╭─ BRANO DI TESTO

La MiGRA Portogallo ha lanciato una nuova campagna di sensibilizzazione con il concetto "L'emicrania è una prigione", creata dall'agenzia Circle. L'iniziativa intende sensibilizzare sull'impatto di una malattia che colpisce circa due milioni di persone in Portogallo, ricorrendo alla metafora della prigione per rappresentare le limitazioni imposte dalle crisi di emicrania. La campagna conta sulla strategia di comunicazione di Guess What e sul sostegno della Società Portoghese delle Cefalee e di AbbVie.
L'obiettivo principale è combattere la percezione che l'emicrania sia solo un comune mal di testa e mostrare come la malattia possa interferire nella vita professionale, familiare e sociale dei pazienti. Secondo i dati dell'European Migraine and Headache Alliance, il 92% delle donne con emicrania in Portogallo riferisce limitazioni nella capacità di lavorare, studiare o svolgere attività durante almeno un giorno.

╰─
╭─ MATERIALE DI PARTENZA

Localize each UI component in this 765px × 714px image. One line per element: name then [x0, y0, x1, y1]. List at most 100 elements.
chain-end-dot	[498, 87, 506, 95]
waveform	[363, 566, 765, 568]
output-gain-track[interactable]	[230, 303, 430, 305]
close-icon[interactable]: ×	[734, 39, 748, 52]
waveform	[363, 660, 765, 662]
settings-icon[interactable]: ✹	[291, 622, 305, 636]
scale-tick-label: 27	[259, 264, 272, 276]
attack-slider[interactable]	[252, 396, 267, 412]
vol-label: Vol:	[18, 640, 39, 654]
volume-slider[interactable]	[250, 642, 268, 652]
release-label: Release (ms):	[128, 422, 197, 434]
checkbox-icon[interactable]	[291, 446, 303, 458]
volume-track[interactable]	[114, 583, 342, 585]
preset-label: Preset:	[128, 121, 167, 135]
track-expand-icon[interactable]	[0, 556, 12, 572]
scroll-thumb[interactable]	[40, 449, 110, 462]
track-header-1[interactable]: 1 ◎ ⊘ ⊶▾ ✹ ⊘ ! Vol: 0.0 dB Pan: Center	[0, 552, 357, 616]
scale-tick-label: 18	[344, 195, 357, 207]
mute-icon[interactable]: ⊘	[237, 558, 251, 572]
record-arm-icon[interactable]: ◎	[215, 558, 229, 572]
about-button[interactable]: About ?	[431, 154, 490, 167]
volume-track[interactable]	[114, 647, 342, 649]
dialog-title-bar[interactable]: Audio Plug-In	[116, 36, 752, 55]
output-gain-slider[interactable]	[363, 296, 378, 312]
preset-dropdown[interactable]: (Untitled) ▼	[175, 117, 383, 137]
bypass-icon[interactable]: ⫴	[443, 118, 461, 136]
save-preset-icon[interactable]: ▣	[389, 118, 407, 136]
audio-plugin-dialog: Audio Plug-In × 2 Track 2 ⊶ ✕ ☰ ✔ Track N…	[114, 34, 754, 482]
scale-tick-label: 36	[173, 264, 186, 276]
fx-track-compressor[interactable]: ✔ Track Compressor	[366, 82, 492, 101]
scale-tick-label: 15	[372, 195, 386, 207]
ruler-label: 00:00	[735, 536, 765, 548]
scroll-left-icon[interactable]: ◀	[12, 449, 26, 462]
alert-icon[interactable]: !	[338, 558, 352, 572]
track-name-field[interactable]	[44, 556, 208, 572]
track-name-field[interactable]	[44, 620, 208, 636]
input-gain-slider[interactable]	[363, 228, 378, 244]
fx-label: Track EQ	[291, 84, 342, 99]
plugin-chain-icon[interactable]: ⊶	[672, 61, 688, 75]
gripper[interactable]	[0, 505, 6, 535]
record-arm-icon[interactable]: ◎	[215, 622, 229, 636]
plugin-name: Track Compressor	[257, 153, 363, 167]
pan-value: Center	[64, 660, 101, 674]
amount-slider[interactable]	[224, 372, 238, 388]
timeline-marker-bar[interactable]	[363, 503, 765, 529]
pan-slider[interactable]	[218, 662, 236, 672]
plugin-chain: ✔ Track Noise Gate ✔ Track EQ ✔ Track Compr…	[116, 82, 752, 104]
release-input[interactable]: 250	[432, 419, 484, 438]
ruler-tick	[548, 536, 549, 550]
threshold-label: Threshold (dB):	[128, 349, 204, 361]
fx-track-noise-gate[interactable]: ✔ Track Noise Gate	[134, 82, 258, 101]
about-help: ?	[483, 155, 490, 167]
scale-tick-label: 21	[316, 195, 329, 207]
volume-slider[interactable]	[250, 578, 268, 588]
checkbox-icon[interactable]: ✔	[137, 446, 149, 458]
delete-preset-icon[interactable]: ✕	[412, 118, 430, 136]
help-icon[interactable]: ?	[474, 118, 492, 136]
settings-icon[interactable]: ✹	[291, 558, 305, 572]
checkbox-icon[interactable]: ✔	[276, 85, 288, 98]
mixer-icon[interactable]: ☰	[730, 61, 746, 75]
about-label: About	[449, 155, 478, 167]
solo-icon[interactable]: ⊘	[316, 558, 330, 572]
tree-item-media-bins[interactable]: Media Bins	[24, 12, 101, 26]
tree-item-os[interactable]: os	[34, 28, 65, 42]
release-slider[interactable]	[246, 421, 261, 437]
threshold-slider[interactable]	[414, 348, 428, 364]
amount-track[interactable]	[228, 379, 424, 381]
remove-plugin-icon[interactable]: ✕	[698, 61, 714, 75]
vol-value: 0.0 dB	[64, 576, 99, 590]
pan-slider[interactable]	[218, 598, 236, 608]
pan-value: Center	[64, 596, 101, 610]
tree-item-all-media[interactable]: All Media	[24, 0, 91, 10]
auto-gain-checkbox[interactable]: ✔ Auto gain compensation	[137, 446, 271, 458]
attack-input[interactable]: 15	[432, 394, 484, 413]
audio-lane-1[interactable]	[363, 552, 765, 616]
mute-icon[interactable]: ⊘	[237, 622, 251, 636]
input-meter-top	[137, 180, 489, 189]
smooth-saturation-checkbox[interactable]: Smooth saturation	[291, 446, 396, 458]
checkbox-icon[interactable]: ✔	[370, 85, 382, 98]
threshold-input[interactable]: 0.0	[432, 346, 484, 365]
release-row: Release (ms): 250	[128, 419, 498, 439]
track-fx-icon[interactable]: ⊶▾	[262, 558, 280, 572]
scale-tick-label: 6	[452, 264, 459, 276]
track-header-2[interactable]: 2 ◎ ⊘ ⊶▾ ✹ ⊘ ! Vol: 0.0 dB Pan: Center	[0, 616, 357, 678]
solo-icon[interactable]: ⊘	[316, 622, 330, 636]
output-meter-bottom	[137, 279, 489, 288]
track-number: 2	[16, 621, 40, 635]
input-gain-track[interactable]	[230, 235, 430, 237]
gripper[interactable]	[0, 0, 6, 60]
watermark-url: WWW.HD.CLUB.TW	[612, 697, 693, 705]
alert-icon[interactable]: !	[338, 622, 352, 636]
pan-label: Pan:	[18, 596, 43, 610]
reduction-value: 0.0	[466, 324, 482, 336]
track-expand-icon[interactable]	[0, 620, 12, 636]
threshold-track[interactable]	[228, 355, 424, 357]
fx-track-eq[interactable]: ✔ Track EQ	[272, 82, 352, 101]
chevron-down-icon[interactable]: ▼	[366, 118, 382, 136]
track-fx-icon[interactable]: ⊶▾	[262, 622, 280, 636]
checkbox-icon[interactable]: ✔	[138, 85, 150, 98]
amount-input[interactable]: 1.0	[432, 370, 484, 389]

╰─

**ESERCIZI DA SVOLGERE**
1. Per ognuna di queste affermazioni, dite se è in accordo con il testo sulla campagna contro l'emicrania. Rispondete sì o no e riportate tra virgolette, senza cambiarle, le parole del testo che lo dimostrano. (a) La campagna è stata ideata dall'agenzia Guess What. (b) In Portogallo l'emicrania colpisce circa due milioni di persone. (c) La campagna vuole far capire che l'emicrania è solo un comune mal di testa.
2. Riassumete in due frasi il testo sulla campagna contro l'emicrania.
3. Scrivete il seguito del testo sulla campagna contro l'emicrania, ripartendo dal punto in cui si ferma.
Il materiale proviene da un'altra fonte.

**RISPOSTE IN ORDINE**
1.
(a) No: "creata dall'agenzia Circle".
(b) Sì: "una malattia che colpisce circa due milioni di persone in Portogallo".
(c) No: "combattere la percezione che l'emicrania sia solo un comune mal di testa".

2. La MiGRA Portogallo ha lanciato la campagna "L'emicrania è una prigione", creata dall'agenzia Circle, che usa la metafora della prigione per mostrare i limiti imposti dalle crisi di una malattia che colpisce circa due milioni di persone nel Paese. Lo scopo è combattere l'idea che l'emicrania sia solo un comune mal di testa e mostrare quanto pesi sulla vita professionale, familiare e sociale dei pazienti.

3.
Isabel Pireza, presidente dell'Assemblea Generale della MiGRA Portogallo, ha affermato che l'organizzazione desidera che chi soffre di emicrania riconosca i segni della malattia, cerchi aiuto e sappia che esistono opzioni di follow-up e trattamento disponibili.
La campagna include azioni di sensibilizzazione e screening gratuiti, che si svolgono tra l'11 e il 19 settembre a Lisbona, Coimbra, Porto, Portimão e Tomar, con l'obiettivo di identificare possibili sintomi di emicrania e indirizzare i casi a un follow-up medico. La creatività è di Circle, con direzione creativa di André Torrado e direzione artistica di Luis Wengorovius, produzione di Bonzi e regia di Vera Braga.